Provided entries:

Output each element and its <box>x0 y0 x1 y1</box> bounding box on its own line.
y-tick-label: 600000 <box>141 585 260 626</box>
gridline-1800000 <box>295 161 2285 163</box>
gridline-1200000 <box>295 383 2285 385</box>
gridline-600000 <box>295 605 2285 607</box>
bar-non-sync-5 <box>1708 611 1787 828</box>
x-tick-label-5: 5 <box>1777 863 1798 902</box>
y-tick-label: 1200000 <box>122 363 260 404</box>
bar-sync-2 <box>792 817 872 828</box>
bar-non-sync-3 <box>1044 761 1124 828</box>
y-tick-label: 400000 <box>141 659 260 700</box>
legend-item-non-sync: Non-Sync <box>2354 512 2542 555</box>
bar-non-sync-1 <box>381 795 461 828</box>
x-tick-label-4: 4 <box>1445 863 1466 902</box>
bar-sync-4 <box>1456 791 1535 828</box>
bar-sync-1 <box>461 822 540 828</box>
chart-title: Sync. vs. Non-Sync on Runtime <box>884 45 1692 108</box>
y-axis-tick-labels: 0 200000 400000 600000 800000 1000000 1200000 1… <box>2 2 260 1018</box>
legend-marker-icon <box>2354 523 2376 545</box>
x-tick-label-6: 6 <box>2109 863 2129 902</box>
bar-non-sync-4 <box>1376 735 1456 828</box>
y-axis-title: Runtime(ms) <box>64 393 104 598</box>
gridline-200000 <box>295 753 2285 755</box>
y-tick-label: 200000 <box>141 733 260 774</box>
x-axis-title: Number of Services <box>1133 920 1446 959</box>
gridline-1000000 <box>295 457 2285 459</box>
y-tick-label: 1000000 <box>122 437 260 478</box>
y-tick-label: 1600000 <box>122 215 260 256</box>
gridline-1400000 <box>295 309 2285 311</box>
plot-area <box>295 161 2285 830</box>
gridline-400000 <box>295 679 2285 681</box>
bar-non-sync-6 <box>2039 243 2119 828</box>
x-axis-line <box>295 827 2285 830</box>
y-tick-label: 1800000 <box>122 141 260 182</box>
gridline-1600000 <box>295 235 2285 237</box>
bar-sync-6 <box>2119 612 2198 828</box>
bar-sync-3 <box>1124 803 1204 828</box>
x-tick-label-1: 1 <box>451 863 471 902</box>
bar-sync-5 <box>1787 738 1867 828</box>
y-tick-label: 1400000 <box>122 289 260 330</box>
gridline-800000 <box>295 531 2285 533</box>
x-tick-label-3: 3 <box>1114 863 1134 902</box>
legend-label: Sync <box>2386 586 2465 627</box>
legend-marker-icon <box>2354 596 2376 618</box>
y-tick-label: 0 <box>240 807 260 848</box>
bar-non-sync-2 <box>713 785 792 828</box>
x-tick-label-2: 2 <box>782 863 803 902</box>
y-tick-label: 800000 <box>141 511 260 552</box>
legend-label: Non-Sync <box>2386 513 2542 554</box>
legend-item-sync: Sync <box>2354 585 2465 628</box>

Set exercise: Pick out every line in the listing above that contains the string "icon", matching its capitalization exactly.

Answer to the problem:
legend-marker-icon <box>2354 523 2376 545</box>
legend-marker-icon <box>2354 596 2376 618</box>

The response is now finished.